───── INFORMATION GIVEN

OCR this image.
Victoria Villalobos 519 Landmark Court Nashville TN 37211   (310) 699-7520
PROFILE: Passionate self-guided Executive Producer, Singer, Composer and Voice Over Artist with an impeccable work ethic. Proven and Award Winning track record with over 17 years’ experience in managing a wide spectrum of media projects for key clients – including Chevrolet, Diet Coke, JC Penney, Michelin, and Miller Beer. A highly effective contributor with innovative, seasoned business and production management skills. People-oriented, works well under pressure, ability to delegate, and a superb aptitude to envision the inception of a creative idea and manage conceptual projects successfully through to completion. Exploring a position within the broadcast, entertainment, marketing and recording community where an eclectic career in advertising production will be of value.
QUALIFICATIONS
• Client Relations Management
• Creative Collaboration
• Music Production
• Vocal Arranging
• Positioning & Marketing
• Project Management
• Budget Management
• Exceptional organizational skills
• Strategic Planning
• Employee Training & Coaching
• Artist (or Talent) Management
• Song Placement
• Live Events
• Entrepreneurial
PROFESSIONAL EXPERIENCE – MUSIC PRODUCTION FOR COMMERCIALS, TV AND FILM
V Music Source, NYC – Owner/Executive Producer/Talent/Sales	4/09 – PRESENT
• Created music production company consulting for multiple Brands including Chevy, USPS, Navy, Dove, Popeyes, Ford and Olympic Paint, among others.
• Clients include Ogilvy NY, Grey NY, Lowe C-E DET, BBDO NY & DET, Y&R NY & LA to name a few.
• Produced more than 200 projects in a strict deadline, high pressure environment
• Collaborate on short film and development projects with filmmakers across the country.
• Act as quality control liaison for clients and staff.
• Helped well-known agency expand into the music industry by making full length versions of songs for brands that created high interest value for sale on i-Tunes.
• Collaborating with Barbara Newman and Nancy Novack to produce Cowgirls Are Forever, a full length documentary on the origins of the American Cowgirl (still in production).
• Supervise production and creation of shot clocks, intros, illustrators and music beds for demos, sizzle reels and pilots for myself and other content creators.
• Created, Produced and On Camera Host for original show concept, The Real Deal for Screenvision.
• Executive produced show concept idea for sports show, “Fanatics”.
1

──────────

- **TASK**: Gather every line from the listing above in which the word "length" appears.

- **ANSWER TO THIS TASK**:
• Helped well-known agency expand into the music industry by making full length versions of songs for brands that created high interest value for sale on i-Tunes.
• Collaborating with Barbara Newman and Nancy Novack to produce Cowgirls Are Forever, a full length documentary on the origins of the American Cowgirl (still in production).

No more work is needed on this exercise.